[What the task requires] Repeat each record exactly as written, and drop any images.

[Supplied records]
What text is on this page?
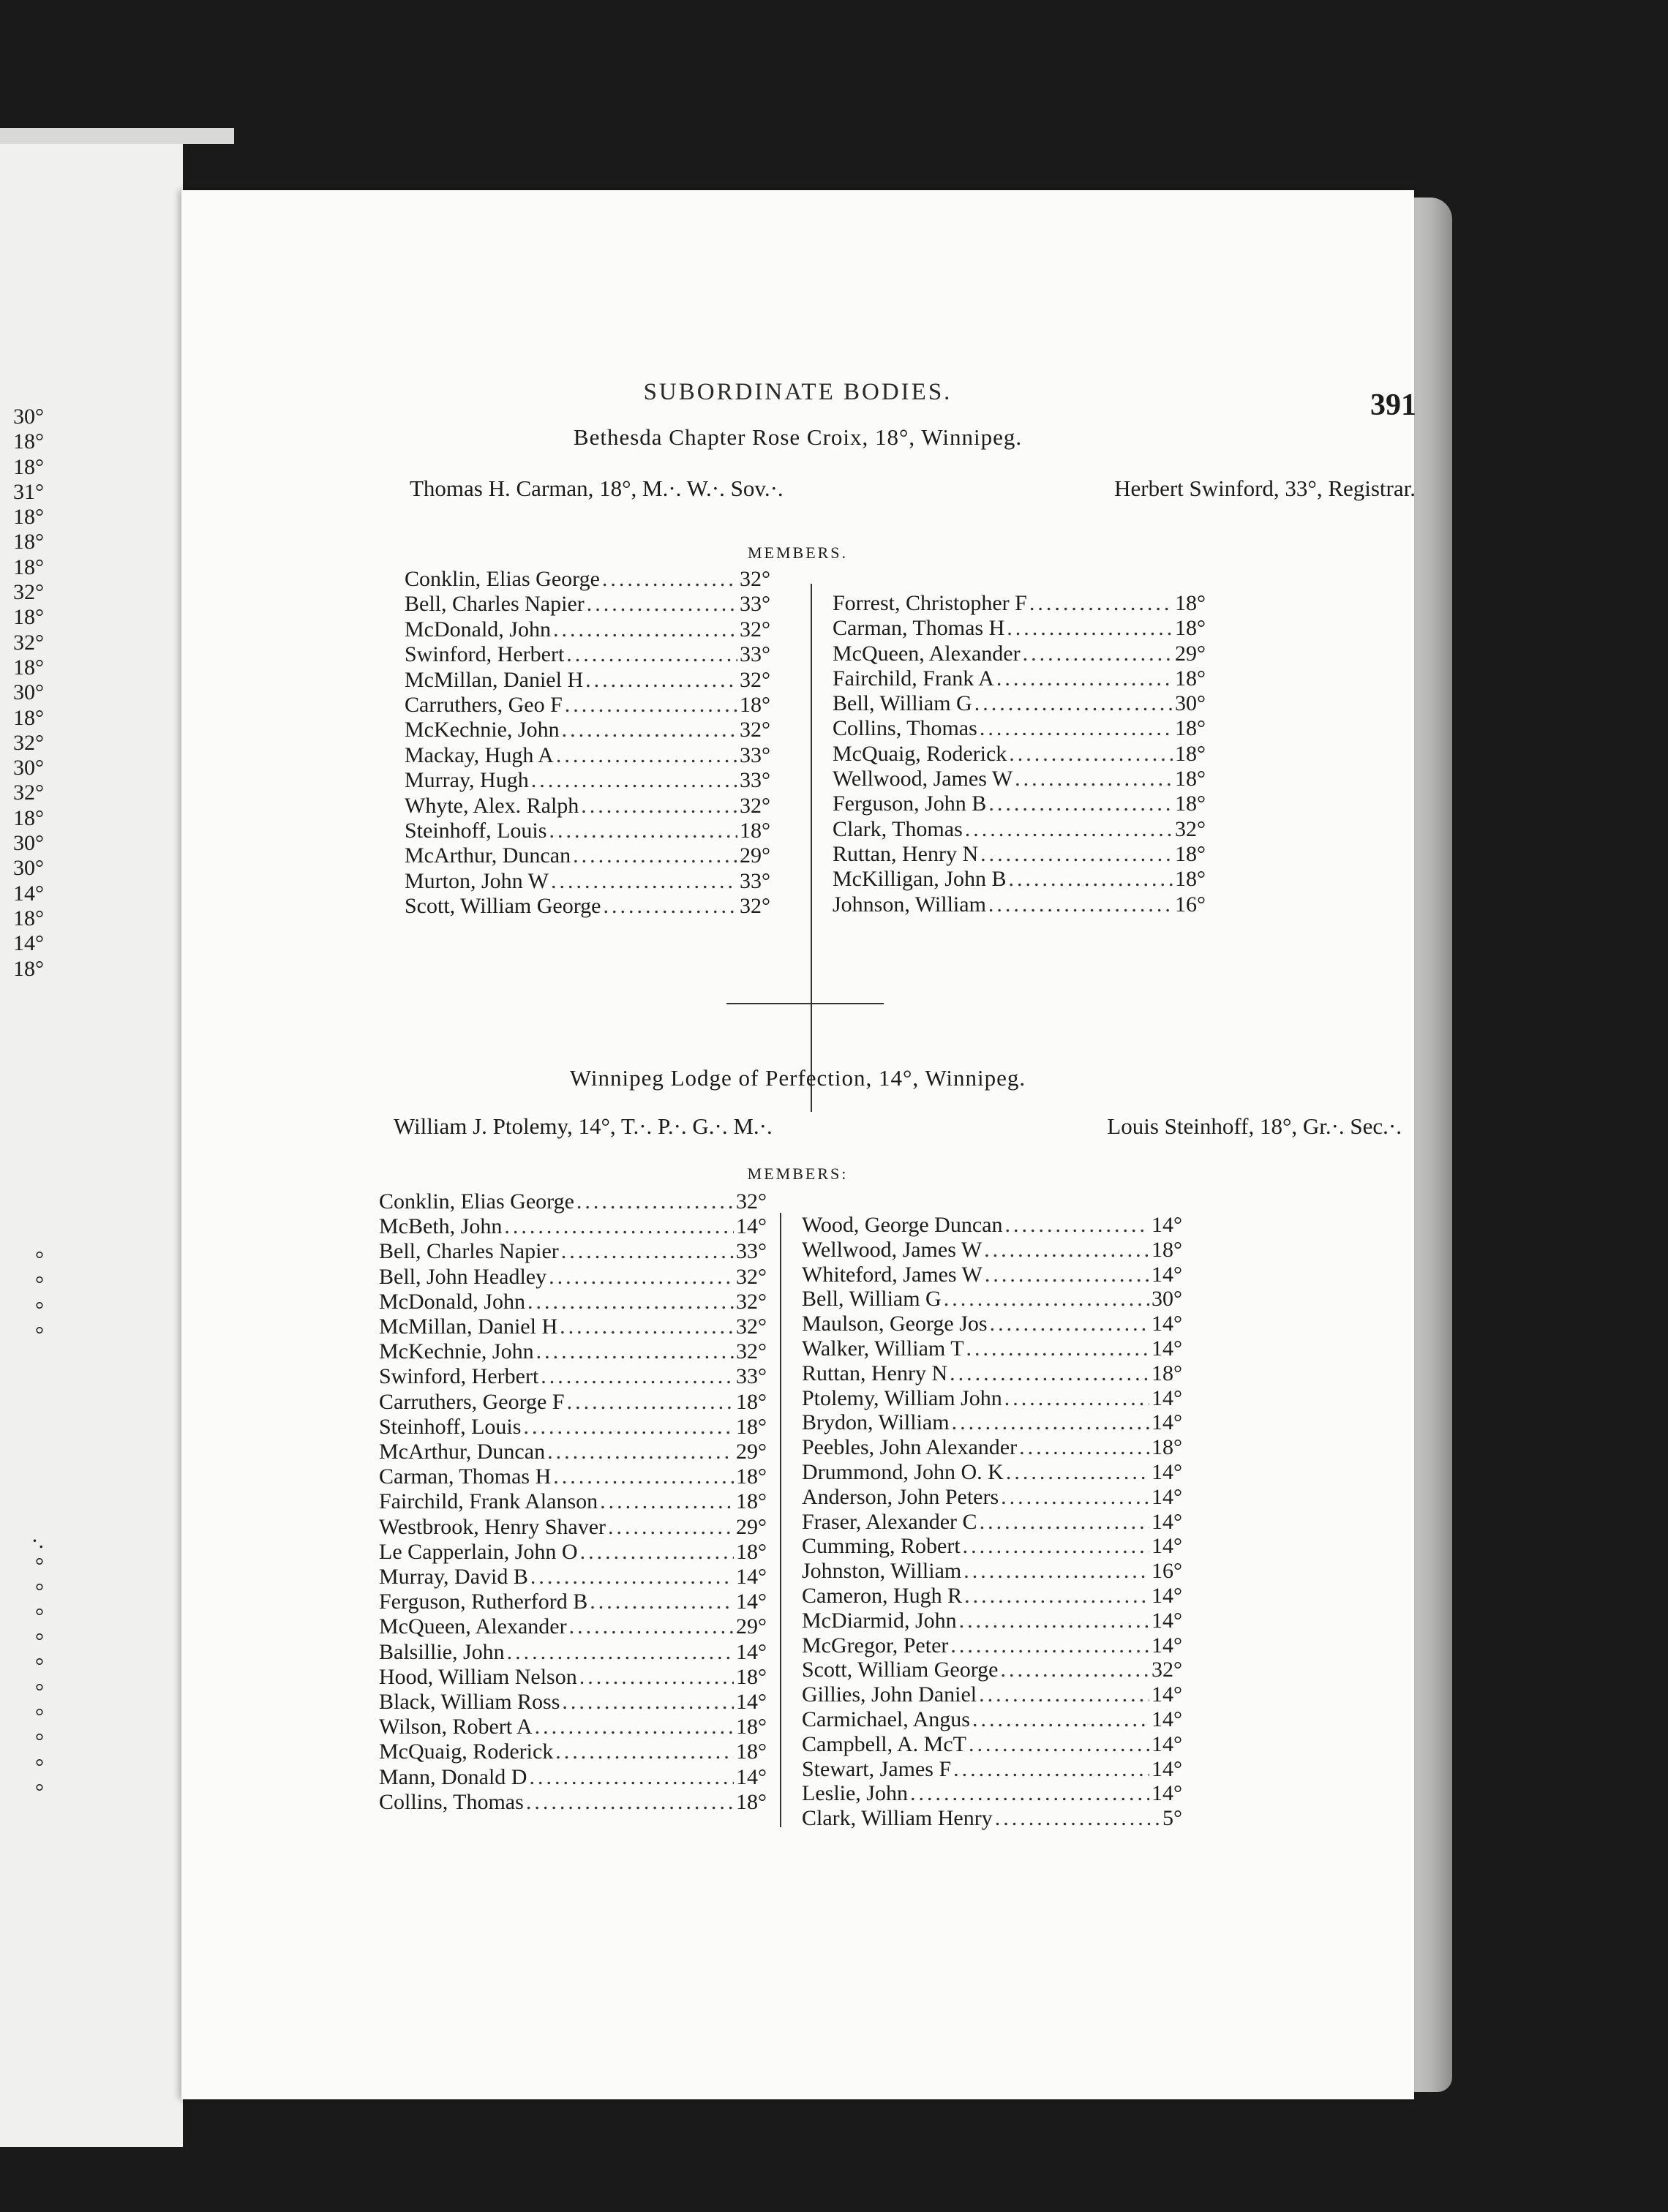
30°
18°
18°
31°
18°
18°
18°
32°
18°
32°
18°
30°
18°
32°
30°
32°
18°
30°
30°
14°
18°
14°
18°
°
°
°
°
·.
°
°
°
°
°
°
°
°
°
°
SUBORDINATE BODIES.	391
Bethesda Chapter Rose Croix, 18°, Winnipeg.
Thomas H. Carman, 18°, M.·. W.·. Sov.·.	Herbert Swinford, 33°, Registrar.
MEMBERS.
Conklin, Elias George .....	32°
Bell, Charles Napier .....	33°
McDonald, John .....	32°
Swinford, Herbert .....	33°
McMillan, Daniel H .....	32°
Carruthers, Geo F .....	18°
McKechnie, John .....	32°
Mackay, Hugh A .....	33°
Murray, Hugh .....	33°
Whyte, Alex. Ralph .....	32°
Steinhoff, Louis .....	18°
McArthur, Duncan .....	29°
Murton, John W .....	33°
Scott, William George .....	32°
Forrest, Christopher F .....	18°
Carman, Thomas H .....	18°
McQueen, Alexander .....	29°
Fairchild, Frank A .....	18°
Bell, William G .....	30°
Collins, Thomas .....	18°
McQuaig, Roderick .....	18°
Wellwood, James W .....	18°
Ferguson, John B .....	18°
Clark, Thomas .....	32°
Ruttan, Henry N .....	18°
McKilligan, John B .....	18°
Johnson, William .....	16°
Winnipeg Lodge of Perfection, 14°, Winnipeg.
William J. Ptolemy, 14°, T.·. P.·. G.·. M.·.	Louis Steinhoff, 18°, Gr.·. Sec.·.
MEMBERS:
Conklin, Elias George .....	32°
McBeth, John .....	14°
Bell, Charles Napier .....	33°
Bell, John Headley .....	32°
McDonald, John .....	32°
McMillan, Daniel H .....	32°
McKechnie, John .....	32°
Swinford, Herbert .....	33°
Carruthers, George F .....	18°
Steinhoff, Louis .....	18°
McArthur, Duncan .....	29°
Carman, Thomas H .....	18°
Fairchild, Frank Alanson .....	18°
Westbrook, Henry Shaver .....	29°
Le Capperlain, John O .....	18°
Murray, David B .....	14°
Ferguson, Rutherford B .....	14°
McQueen, Alexander .....	29°
Balsillie, John .....	14°
Hood, William Nelson .....	18°
Black, William Ross .....	14°
Wilson, Robert A .....	18°
McQuaig, Roderick .....	18°
Mann, Donald D .....	14°
Collins, Thomas .....	18°
Wood, George Duncan .....	14°
Wellwood, James W .....	18°
Whiteford, James W .....	14°
Bell, William G .....	30°
Maulson, George Jos .....	14°
Walker, William T .....	14°
Ruttan, Henry N .....	18°
Ptolemy, William John .....	14°
Brydon, William .....	14°
Peebles, John Alexander .....	18°
Drummond, John O. K .....	14°
Anderson, John Peters .....	14°
Fraser, Alexander C .....	14°
Cumming, Robert .....	14°
Johnston, William .....	16°
Cameron, Hugh R .....	14°
McDiarmid, John .....	14°
McGregor, Peter .....	14°
Scott, William George .....	32°
Gillies, John Daniel .....	14°
Carmichael, Angus .....	14°
Campbell, A. McT .....	14°
Stewart, James F .....	14°
Leslie, John .....	14°
Clark, William Henry .....	5°
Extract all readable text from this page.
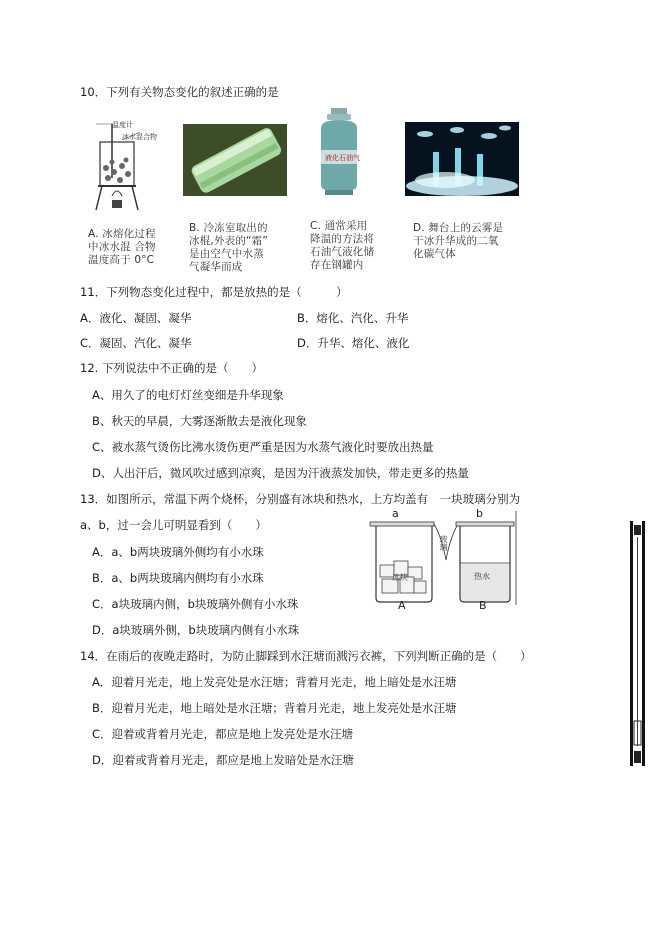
10．下列有关物态变化的叙述正确的是
温度计
冰水混合物
A. 冰熔化过程
中冰水混 合物
温度高于 0°C
B. 冷冻室取出的
冰棍,外表的“霜”
是由空气中水蒸
气凝华而成
液化石油气
C. 通常采用
降温的方法将
石油气液化储
存在钢罐内
D. 舞台上的云雾是
干冰升华成的二氧
化碳气体
11．下列物态变化过程中，都是放热的是（　　　）
A．液化、凝固、凝华	B．熔化、汽化、升华
C．凝固、汽化、凝华	D．升华、熔化、液化
12. 下列说法中不正确的是（　　）
A、用久了的电灯灯丝变细是升华现象
B、秋天的早晨，大雾逐渐散去是液化现象
C、被水蒸气烫伤比沸水烫伤更严重是因为水蒸气液化时要放出热量
D、人出汗后，微风吹过感到凉爽，是因为汗液蒸发加快，带走更多的热量
13．如图所示，常温下两个烧杯，分别盛有冰块和热水，上方均盖有　一块玻璃分别为
a、b，过一会儿可明显看到（　　）
A．a、b两块玻璃外侧均有小水珠
B．a、b两块玻璃内侧均有小水珠
C．a块玻璃内侧，b块玻璃外侧有小水珠
D．a块玻璃外侧，b块玻璃内侧有小水珠
a	b
玻璃
冰块	热水
A	B
14．在雨后的夜晚走路时，为防止脚踩到水汪塘而溅污衣裤，下列判断正确的是（　　）
A．迎着月光走，地上发亮处是水汪塘；背着月光走，地上暗处是水汪塘
B．迎着月光走，地上暗处是水汪塘；背着月光走，地上发亮处是水汪塘
C．迎着或背着月光走，都应是地上发亮处是水汪塘
D．迎着或背着月光走，都应是地上发暗处是水汪塘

[Expected output]
What text is on this page?
30°
18°
18°
31°
18°
18°
18°
32°
18°
32°
18°
30°
18°
32°
30°
32°
18°
30°
30°
14°
18°
14°
18°
°
°
°
°
·.
°
°
°
°
°
°
°
°
°
°
SUBORDINATE BODIES.	391
Bethesda Chapter Rose Croix, 18°, Winnipeg.
Thomas H. Carman, 18°, M.·. W.·. Sov.·.	Herbert Swinford, 33°, Registrar.
MEMBERS.
Conklin, Elias George .....	32°
Bell, Charles Napier .....	33°
McDonald, John .....	32°
Swinford, Herbert .....	33°
McMillan, Daniel H .....	32°
Carruthers, Geo F .....	18°
McKechnie, John .....	32°
Mackay, Hugh A .....	33°
Murray, Hugh .....	33°
Whyte, Alex. Ralph .....	32°
Steinhoff, Louis .....	18°
McArthur, Duncan .....	29°
Murton, John W .....	33°
Scott, William George .....	32°
Forrest, Christopher F .....	18°
Carman, Thomas H .....	18°
McQueen, Alexander .....	29°
Fairchild, Frank A .....	18°
Bell, William G .....	30°
Collins, Thomas .....	18°
McQuaig, Roderick .....	18°
Wellwood, James W .....	18°
Ferguson, John B .....	18°
Clark, Thomas .....	32°
Ruttan, Henry N .....	18°
McKilligan, John B .....	18°
Johnson, William .....	16°
Winnipeg Lodge of Perfection, 14°, Winnipeg.
William J. Ptolemy, 14°, T.·. P.·. G.·. M.·.	Louis Steinhoff, 18°, Gr.·. Sec.·.
MEMBERS:
Conklin, Elias George .....	32°
McBeth, John .....	14°
Bell, Charles Napier .....	33°
Bell, John Headley .....	32°
McDonald, John .....	32°
McMillan, Daniel H .....	32°
McKechnie, John .....	32°
Swinford, Herbert .....	33°
Carruthers, George F .....	18°
Steinhoff, Louis .....	18°
McArthur, Duncan .....	29°
Carman, Thomas H .....	18°
Fairchild, Frank Alanson .....	18°
Westbrook, Henry Shaver .....	29°
Le Capperlain, John O .....	18°
Murray, David B .....	14°
Ferguson, Rutherford B .....	14°
McQueen, Alexander .....	29°
Balsillie, John .....	14°
Hood, William Nelson .....	18°
Black, William Ross .....	14°
Wilson, Robert A .....	18°
McQuaig, Roderick .....	18°
Mann, Donald D .....	14°
Collins, Thomas .....	18°
Wood, George Duncan .....	14°
Wellwood, James W .....	18°
Whiteford, James W .....	14°
Bell, William G .....	30°
Maulson, George Jos .....	14°
Walker, William T .....	14°
Ruttan, Henry N .....	18°
Ptolemy, William John .....	14°
Brydon, William .....	14°
Peebles, John Alexander .....	18°
Drummond, John O. K .....	14°
Anderson, John Peters .....	14°
Fraser, Alexander C .....	14°
Cumming, Robert .....	14°
Johnston, William .....	16°
Cameron, Hugh R .....	14°
McDiarmid, John .....	14°
McGregor, Peter .....	14°
Scott, William George .....	32°
Gillies, John Daniel .....	14°
Carmichael, Angus .....	14°
Campbell, A. McT .....	14°
Stewart, James F .....	14°
Leslie, John .....	14°
Clark, William Henry .....	5°
Extract all readable text from this page.
10．下列有关物态变化的叙述正确的是
温度计
冰水混合物
A. 冰熔化过程
中冰水混 合物
温度高于 0°C
B. 冷冻室取出的
冰棍,外表的“霜”
是由空气中水蒸
气凝华而成
液化石油气
C. 通常采用
降温的方法将
石油气液化储
存在钢罐内
D. 舞台上的云雾是
干冰升华成的二氧
化碳气体
11．下列物态变化过程中，都是放热的是（　　　）
A．液化、凝固、凝华	B．熔化、汽化、升华
C．凝固、汽化、凝华	D．升华、熔化、液化
12. 下列说法中不正确的是（　　）
A、用久了的电灯灯丝变细是升华现象
B、秋天的早晨，大雾逐渐散去是液化现象
C、被水蒸气烫伤比沸水烫伤更严重是因为水蒸气液化时要放出热量
D、人出汗后，微风吹过感到凉爽，是因为汗液蒸发加快，带走更多的热量
13．如图所示，常温下两个烧杯，分别盛有冰块和热水，上方均盖有　一块玻璃分别为
a、b，过一会儿可明显看到（　　）
A．a、b两块玻璃外侧均有小水珠
B．a、b两块玻璃内侧均有小水珠
C．a块玻璃内侧，b块玻璃外侧有小水珠
D．a块玻璃外侧，b块玻璃内侧有小水珠
a	b
玻璃
冰块	热水
A	B
14．在雨后的夜晚走路时，为防止脚踩到水汪塘而溅污衣裤，下列判断正确的是（　　）
A．迎着月光走，地上发亮处是水汪塘；背着月光走，地上暗处是水汪塘
B．迎着月光走，地上暗处是水汪塘；背着月光走，地上发亮处是水汪塘
C．迎着或背着月光走，都应是地上发亮处是水汪塘
D．迎着或背着月光走，都应是地上发暗处是水汪塘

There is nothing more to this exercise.